### PROVIDED RECORDS
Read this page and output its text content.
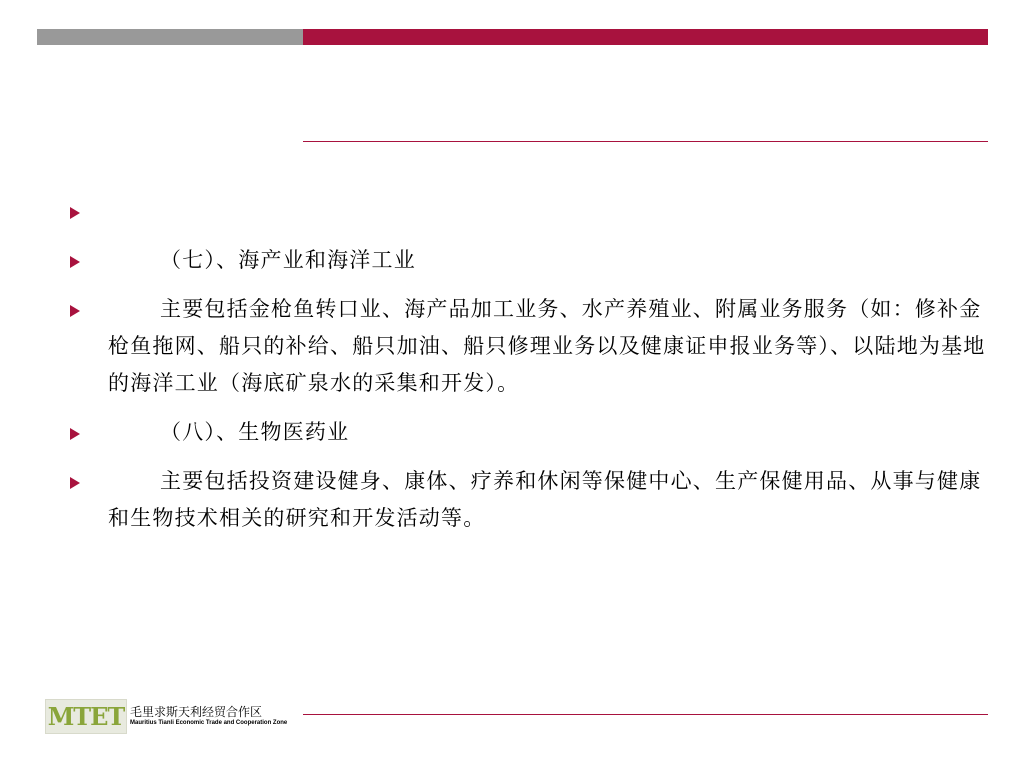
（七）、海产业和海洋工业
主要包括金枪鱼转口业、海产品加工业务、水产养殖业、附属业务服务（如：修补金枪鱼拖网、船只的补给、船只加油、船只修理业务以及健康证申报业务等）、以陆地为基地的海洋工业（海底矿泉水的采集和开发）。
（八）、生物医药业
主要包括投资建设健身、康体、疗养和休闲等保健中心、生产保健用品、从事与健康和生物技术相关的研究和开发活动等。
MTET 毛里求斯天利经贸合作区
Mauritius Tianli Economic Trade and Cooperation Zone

### WORK TO COMPLETE
Print out every entry above without changing a word, and leave out the pictures.

### TASK OUTPUT
Read this page and output its text content.
（七）、海产业和海洋工业
主要包括金枪鱼转口业、海产品加工业务、水产养殖业、附属业务服务（如：修补金枪鱼拖网、船只的补给、船只加油、船只修理业务以及健康证申报业务等）、以陆地为基地的海洋工业（海底矿泉水的采集和开发）。
（八）、生物医药业
主要包括投资建设健身、康体、疗养和休闲等保健中心、生产保健用品、从事与健康和生物技术相关的研究和开发活动等。
MTET 毛里求斯天利经贸合作区
Mauritius Tianli Economic Trade and Cooperation Zone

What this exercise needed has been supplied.